Problem to solve: Below are the records; copy every line in them that holds the string "species".

Dataset entries on figures:
+++

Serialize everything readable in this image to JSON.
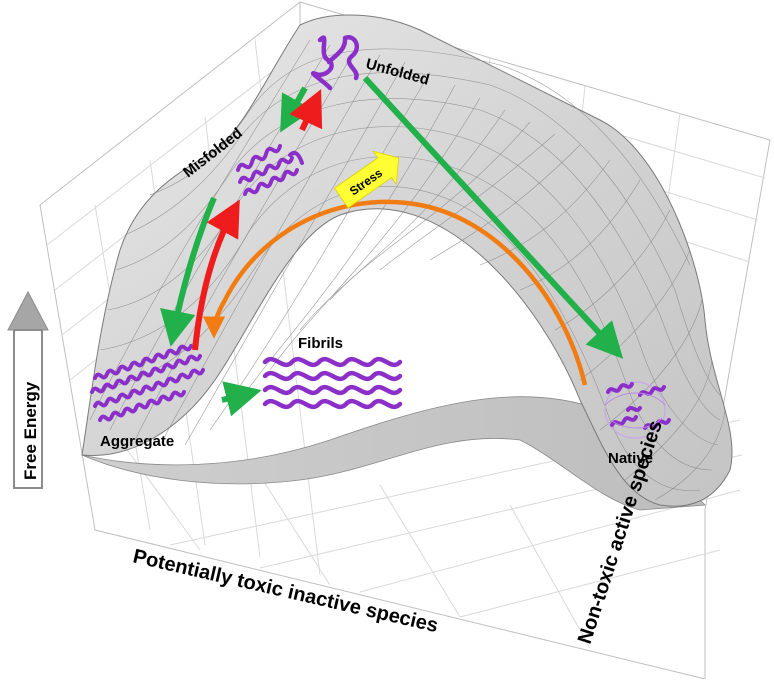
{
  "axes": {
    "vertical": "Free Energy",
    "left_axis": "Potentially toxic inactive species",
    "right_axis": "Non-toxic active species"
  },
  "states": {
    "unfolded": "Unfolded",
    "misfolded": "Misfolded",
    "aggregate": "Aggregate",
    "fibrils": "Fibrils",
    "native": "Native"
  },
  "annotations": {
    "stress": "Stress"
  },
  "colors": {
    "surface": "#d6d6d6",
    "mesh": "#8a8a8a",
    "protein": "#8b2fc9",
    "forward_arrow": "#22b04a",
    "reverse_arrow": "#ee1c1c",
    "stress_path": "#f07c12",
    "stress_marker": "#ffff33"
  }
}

+++

Exercise result:
    "left_axis": "Potentially toxic inactive species",
    "right_axis": "Non-toxic active species"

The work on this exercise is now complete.